◆ EXERCISE DIRECTIONS
Scan the data below for the string "management". Copy every line where it appears.

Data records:
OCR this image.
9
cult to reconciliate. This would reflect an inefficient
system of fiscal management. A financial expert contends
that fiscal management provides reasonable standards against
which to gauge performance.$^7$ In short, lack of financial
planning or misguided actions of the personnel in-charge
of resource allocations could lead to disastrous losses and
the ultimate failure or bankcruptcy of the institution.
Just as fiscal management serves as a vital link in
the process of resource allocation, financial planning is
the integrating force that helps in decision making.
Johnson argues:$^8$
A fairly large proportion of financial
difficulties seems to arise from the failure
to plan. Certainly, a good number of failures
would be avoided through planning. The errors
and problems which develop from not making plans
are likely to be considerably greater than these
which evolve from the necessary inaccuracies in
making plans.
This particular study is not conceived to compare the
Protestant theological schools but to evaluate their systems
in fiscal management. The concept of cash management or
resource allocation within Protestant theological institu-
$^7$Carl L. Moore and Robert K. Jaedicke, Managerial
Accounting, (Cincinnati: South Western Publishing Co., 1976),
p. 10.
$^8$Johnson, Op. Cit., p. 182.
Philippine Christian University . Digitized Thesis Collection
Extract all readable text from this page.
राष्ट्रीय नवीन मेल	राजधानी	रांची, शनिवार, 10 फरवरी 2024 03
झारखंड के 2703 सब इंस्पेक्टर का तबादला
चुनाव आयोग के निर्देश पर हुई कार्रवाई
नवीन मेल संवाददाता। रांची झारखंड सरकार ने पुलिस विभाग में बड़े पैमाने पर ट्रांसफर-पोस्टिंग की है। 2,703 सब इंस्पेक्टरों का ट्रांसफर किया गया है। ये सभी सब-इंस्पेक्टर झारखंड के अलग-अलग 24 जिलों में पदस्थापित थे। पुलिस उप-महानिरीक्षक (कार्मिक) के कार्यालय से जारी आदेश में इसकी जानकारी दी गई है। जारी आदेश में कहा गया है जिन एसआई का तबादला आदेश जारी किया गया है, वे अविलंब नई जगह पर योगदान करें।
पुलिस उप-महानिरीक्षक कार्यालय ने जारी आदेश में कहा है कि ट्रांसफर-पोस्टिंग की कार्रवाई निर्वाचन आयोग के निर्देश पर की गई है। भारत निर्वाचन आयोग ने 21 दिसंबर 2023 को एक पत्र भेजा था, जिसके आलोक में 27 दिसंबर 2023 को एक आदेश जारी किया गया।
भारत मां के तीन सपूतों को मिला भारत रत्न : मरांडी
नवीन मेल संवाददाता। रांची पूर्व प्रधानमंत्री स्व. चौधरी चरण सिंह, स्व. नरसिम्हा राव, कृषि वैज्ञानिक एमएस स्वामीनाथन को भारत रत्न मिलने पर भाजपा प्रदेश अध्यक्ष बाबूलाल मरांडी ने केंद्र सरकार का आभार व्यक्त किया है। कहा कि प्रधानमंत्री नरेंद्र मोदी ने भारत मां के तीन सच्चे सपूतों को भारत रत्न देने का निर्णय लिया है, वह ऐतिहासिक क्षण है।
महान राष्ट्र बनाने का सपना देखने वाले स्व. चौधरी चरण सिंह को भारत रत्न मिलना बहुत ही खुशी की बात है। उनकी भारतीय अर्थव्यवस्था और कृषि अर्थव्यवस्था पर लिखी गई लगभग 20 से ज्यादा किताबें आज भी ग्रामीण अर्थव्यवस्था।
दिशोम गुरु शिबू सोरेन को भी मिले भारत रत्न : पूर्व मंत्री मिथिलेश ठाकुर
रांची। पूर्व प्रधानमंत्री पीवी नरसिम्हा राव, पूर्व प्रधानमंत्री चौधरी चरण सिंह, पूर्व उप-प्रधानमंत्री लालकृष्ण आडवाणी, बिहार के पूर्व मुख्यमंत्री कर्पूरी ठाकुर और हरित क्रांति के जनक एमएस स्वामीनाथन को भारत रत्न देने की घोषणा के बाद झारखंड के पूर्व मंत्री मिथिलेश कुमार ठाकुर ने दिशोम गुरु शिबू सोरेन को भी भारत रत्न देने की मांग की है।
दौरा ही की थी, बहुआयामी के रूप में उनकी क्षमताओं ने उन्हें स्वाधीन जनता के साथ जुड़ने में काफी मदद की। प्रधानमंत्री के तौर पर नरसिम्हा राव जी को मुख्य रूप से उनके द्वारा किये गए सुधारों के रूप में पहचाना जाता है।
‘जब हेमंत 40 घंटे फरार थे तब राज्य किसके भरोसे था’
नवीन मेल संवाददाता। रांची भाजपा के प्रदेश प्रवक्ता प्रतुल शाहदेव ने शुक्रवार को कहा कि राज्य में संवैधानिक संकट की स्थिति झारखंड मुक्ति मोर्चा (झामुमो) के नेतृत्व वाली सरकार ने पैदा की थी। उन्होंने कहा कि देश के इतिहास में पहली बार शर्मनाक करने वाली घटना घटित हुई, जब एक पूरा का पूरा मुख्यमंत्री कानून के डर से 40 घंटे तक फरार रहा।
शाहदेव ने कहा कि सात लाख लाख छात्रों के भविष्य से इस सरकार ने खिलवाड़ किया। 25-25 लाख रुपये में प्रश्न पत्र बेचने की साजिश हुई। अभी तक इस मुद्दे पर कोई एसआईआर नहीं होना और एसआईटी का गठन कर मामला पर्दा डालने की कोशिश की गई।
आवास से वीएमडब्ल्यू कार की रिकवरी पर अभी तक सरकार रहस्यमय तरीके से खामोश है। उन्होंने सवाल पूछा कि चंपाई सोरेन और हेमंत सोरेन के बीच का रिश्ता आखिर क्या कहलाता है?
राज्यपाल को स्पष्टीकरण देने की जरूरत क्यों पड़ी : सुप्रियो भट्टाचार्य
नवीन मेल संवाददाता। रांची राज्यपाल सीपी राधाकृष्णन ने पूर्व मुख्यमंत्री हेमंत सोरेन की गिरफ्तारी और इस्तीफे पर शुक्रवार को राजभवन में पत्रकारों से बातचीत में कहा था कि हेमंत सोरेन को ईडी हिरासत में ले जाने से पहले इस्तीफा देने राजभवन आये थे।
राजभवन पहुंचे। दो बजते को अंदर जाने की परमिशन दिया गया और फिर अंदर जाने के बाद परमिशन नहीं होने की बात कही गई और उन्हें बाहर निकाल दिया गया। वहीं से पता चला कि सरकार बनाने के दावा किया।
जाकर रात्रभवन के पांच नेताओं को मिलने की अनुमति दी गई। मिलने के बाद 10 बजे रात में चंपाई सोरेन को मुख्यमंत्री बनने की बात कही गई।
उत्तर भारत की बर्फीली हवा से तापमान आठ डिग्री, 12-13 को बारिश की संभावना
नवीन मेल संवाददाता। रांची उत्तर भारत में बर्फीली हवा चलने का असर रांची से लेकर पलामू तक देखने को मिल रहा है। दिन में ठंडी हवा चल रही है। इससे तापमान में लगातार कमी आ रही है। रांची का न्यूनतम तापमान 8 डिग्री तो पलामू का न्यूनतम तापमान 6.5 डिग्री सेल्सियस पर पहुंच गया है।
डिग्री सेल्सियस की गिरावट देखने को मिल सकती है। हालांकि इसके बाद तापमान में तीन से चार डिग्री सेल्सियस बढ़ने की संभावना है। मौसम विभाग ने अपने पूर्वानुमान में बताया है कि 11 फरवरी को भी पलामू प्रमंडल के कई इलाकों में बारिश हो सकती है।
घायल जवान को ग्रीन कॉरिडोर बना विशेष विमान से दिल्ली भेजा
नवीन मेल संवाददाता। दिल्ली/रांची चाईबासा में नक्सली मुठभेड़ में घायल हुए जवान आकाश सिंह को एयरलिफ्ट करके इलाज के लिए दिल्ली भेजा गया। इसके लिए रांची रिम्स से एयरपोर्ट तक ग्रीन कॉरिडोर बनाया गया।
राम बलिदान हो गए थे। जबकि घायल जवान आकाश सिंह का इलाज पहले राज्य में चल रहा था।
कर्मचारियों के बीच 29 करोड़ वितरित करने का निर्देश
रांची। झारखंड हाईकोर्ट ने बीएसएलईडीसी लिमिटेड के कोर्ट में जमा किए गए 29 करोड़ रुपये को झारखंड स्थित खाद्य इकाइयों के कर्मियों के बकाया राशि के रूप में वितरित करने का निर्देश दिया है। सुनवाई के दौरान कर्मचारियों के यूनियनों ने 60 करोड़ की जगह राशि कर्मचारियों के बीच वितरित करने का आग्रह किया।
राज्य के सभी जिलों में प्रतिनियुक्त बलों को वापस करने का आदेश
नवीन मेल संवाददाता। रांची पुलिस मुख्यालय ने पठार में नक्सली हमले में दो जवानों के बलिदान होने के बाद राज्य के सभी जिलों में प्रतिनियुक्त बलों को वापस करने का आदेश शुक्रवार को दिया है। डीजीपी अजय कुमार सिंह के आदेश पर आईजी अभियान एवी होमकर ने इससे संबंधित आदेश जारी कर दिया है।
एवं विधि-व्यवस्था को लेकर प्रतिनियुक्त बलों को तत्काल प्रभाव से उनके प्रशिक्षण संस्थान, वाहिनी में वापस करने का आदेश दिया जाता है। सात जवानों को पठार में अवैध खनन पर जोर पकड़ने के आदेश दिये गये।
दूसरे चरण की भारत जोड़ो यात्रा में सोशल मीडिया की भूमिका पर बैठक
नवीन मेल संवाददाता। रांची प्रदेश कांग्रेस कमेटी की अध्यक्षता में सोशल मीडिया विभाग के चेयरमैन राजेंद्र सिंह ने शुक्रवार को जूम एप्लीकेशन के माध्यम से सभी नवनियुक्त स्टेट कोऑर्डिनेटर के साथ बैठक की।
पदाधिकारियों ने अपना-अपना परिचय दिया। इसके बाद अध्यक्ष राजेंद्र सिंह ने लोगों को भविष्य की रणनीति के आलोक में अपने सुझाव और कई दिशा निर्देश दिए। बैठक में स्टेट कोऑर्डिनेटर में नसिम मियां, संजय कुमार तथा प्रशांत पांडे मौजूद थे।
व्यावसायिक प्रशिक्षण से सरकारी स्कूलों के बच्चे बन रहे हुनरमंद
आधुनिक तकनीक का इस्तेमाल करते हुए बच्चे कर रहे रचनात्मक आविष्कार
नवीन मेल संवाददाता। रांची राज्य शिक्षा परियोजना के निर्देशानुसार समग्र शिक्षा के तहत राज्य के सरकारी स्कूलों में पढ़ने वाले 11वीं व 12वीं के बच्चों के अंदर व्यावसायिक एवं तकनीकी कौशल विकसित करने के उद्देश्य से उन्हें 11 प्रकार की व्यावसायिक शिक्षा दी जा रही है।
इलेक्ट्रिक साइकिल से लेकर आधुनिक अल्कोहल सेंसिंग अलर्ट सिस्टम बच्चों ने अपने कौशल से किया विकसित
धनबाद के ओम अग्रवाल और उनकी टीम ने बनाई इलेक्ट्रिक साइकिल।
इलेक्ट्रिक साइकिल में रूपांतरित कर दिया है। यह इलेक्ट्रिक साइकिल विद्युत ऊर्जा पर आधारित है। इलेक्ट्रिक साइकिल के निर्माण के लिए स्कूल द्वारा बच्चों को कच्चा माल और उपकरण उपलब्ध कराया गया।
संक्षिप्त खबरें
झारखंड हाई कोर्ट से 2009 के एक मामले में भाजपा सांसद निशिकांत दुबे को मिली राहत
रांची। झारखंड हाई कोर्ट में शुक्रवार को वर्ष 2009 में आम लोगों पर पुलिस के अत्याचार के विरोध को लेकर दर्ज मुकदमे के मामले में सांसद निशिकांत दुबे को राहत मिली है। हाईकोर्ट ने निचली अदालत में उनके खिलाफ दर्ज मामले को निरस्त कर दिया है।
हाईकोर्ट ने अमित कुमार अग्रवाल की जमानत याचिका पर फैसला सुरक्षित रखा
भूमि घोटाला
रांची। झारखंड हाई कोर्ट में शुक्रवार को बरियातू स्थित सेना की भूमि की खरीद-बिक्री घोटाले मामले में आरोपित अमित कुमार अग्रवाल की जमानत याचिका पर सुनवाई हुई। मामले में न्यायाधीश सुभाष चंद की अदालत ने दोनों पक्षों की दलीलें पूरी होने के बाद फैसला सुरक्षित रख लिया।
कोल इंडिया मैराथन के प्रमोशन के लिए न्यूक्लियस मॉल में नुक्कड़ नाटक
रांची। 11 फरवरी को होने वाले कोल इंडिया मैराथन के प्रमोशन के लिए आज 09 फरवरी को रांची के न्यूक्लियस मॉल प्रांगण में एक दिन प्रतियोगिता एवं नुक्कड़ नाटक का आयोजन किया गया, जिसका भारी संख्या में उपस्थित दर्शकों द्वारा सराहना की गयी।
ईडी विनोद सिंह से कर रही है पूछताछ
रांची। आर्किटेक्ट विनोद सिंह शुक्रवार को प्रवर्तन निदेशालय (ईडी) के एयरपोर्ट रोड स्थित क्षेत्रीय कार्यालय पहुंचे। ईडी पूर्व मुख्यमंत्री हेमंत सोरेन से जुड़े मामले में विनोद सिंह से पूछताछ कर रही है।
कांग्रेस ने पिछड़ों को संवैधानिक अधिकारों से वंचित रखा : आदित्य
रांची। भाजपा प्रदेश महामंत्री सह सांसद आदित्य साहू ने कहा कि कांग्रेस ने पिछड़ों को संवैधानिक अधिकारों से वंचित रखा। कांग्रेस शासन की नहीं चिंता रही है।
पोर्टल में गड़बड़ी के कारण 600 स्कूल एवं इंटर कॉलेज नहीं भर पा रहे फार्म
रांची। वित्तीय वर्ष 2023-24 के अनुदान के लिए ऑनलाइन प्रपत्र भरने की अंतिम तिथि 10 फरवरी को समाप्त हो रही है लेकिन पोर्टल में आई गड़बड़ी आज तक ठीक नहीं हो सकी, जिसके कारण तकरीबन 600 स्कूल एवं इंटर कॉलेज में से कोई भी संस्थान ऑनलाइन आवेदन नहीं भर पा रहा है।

◆ OUTPUT
system of fiscal management. A financial expert contends
that fiscal management provides reasonable standards against
Just as fiscal management serves as a vital link in
in fiscal management. The concept of cash management or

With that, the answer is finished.